## GIVEN INSTRUCTION
Repeat the material below exactly, line for line.

## EXTRACTED INFORMATION
------------------------------------------------

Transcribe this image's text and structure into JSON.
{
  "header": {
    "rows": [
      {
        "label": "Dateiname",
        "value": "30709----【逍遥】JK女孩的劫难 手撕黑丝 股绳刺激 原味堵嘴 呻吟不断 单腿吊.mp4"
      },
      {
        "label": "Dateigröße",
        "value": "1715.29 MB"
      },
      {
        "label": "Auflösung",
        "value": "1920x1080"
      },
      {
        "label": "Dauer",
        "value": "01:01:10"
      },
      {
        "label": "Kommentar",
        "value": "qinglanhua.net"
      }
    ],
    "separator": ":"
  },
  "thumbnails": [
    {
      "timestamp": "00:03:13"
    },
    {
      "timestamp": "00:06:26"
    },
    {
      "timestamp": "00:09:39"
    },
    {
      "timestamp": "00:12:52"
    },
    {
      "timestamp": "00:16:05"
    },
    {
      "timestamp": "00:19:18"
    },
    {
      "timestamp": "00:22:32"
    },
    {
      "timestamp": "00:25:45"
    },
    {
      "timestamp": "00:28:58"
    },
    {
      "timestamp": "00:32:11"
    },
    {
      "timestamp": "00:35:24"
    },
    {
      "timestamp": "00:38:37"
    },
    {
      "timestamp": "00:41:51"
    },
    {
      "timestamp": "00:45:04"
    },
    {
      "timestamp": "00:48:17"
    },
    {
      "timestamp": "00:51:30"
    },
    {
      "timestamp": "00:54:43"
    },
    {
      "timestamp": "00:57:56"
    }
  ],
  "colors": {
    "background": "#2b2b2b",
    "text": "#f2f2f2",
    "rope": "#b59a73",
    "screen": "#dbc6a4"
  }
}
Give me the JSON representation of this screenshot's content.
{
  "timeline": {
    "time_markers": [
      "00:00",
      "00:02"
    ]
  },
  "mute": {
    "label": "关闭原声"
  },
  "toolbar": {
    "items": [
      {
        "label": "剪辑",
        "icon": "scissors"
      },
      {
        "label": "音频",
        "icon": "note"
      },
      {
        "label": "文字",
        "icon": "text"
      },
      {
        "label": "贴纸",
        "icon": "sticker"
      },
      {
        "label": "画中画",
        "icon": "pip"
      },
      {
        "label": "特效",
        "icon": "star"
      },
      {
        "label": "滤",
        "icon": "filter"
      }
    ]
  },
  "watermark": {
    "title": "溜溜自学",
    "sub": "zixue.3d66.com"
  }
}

------------------------------------------------

## TASK RESPONSE
Transcribe this image's text and structure into JSON.
{
  "header": {
    "rows": [
      {
        "label": "Dateiname",
        "value": "30709----【逍遥】JK女孩的劫难 手撕黑丝 股绳刺激 原味堵嘴 呻吟不断 单腿吊.mp4"
      },
      {
        "label": "Dateigröße",
        "value": "1715.29 MB"
      },
      {
        "label": "Auflösung",
        "value": "1920x1080"
      },
      {
        "label": "Dauer",
        "value": "01:01:10"
      },
      {
        "label": "Kommentar",
        "value": "qinglanhua.net"
      }
    ],
    "separator": ":"
  },
  "thumbnails": [
    {
      "timestamp": "00:03:13"
    },
    {
      "timestamp": "00:06:26"
    },
    {
      "timestamp": "00:09:39"
    },
    {
      "timestamp": "00:12:52"
    },
    {
      "timestamp": "00:16:05"
    },
    {
      "timestamp": "00:19:18"
    },
    {
      "timestamp": "00:22:32"
    },
    {
      "timestamp": "00:25:45"
    },
    {
      "timestamp": "00:28:58"
    },
    {
      "timestamp": "00:32:11"
    },
    {
      "timestamp": "00:35:24"
    },
    {
      "timestamp": "00:38:37"
    },
    {
      "timestamp": "00:41:51"
    },
    {
      "timestamp": "00:45:04"
    },
    {
      "timestamp": "00:48:17"
    },
    {
      "timestamp": "00:51:30"
    },
    {
      "timestamp": "00:54:43"
    },
    {
      "timestamp": "00:57:56"
    }
  ],
  "colors": {
    "background": "#2b2b2b",
    "text": "#f2f2f2",
    "rope": "#b59a73",
    "screen": "#dbc6a4"
  }
}
Give me the JSON representation of this screenshot's content.
{
  "timeline": {
    "time_markers": [
      "00:00",
      "00:02"
    ]
  },
  "mute": {
    "label": "关闭原声"
  },
  "toolbar": {
    "items": [
      {
        "label": "剪辑",
        "icon": "scissors"
      },
      {
        "label": "音频",
        "icon": "note"
      },
      {
        "label": "文字",
        "icon": "text"
      },
      {
        "label": "贴纸",
        "icon": "sticker"
      },
      {
        "label": "画中画",
        "icon": "pip"
      },
      {
        "label": "特效",
        "icon": "star"
      },
      {
        "label": "滤",
        "icon": "filter"
      }
    ]
  },
  "watermark": {
    "title": "溜溜自学",
    "sub": "zixue.3d66.com"
  }
}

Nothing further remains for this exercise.